Figure record listings
● ● ● ● ● ● ●
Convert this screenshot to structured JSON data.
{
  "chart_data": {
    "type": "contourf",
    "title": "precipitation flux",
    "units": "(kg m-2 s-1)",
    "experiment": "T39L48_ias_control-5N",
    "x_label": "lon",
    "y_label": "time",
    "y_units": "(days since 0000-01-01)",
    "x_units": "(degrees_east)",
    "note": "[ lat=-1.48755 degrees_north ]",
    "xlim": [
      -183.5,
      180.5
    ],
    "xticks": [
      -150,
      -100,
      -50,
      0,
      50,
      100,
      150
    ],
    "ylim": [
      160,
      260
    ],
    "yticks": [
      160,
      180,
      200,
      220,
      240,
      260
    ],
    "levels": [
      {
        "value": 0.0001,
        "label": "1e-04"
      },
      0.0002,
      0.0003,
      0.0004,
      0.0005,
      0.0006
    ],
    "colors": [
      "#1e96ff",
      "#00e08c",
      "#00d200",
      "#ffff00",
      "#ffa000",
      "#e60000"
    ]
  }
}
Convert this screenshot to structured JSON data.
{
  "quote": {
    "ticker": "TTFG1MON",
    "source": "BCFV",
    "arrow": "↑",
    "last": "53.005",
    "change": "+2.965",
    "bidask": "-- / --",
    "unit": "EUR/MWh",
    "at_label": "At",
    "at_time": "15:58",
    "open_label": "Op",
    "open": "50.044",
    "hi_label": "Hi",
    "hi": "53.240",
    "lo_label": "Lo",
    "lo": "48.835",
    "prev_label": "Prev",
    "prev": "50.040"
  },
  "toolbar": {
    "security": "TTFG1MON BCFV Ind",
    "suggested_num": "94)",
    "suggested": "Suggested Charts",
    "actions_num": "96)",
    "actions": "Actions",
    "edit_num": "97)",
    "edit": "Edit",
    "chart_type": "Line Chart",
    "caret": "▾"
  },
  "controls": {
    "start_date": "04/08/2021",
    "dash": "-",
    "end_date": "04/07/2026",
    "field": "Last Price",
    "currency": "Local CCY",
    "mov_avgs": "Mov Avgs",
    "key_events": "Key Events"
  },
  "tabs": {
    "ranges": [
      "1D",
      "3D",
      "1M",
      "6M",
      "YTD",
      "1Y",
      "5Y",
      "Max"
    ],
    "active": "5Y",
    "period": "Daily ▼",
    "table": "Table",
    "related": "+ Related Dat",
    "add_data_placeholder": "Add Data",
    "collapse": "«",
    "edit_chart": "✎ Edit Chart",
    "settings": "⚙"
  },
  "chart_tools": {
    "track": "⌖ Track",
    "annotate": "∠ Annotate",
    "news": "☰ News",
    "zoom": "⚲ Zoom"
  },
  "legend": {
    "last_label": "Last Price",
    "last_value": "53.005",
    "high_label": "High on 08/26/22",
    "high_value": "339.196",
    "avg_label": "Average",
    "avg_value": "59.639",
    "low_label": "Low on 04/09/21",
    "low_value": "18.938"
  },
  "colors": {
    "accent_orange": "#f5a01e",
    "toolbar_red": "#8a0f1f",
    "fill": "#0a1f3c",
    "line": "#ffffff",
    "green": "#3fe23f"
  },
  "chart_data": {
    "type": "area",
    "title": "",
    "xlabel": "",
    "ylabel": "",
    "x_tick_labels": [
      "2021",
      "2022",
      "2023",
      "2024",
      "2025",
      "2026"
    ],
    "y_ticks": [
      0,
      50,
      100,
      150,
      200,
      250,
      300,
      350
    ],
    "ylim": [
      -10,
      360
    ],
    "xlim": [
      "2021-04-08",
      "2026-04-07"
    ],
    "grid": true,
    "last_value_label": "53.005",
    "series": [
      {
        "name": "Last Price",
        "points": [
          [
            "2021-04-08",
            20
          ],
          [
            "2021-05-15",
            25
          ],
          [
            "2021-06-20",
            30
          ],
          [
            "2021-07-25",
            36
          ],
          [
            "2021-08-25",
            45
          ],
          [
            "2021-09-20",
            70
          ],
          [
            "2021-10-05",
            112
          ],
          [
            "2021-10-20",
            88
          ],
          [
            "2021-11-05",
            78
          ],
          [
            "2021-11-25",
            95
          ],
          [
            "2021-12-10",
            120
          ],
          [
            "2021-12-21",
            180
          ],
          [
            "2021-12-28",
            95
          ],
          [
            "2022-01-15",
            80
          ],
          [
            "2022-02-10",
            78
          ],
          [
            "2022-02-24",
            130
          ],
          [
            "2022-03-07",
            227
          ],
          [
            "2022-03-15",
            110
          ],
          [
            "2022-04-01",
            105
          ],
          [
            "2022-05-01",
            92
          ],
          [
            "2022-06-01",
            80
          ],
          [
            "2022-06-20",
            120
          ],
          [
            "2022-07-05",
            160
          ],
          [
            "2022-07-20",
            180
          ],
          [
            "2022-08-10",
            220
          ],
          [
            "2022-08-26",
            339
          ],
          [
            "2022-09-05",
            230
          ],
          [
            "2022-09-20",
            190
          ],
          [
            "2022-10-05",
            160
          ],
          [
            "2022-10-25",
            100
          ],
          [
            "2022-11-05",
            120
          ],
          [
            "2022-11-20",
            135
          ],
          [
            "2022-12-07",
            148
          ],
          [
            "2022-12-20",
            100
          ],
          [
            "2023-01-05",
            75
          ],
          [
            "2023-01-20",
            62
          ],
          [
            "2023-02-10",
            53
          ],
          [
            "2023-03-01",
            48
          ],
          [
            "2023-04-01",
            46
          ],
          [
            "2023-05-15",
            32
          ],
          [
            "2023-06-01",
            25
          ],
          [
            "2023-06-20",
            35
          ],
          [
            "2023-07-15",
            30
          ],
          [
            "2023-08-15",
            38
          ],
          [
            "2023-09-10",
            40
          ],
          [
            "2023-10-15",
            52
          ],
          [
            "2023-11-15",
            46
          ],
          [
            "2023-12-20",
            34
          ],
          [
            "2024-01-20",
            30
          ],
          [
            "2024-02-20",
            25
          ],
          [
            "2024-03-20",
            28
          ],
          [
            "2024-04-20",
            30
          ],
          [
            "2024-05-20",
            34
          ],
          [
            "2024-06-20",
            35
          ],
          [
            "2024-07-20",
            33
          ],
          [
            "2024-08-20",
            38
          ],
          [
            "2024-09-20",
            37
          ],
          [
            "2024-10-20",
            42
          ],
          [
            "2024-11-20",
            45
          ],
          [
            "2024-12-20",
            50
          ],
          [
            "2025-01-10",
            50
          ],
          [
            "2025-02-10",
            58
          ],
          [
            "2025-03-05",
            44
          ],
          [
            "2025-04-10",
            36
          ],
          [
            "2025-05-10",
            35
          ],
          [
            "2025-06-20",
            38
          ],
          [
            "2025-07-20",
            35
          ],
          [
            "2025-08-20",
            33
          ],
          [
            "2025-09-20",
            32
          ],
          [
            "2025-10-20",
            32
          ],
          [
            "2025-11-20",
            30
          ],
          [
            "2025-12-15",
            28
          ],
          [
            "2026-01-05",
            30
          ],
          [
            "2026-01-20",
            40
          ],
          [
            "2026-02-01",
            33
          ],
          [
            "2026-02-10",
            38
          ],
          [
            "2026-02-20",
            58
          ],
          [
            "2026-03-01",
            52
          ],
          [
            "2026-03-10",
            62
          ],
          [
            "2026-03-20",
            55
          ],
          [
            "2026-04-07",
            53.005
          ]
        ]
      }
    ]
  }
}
● ● ● ● ● ● ●
*EXERCISE*:
Copy every line of the listing containing the string "BCFV".

*WRITTEN SOLUTION*:
    "source": "BCFV",
    "security": "TTFG1MON BCFV Ind",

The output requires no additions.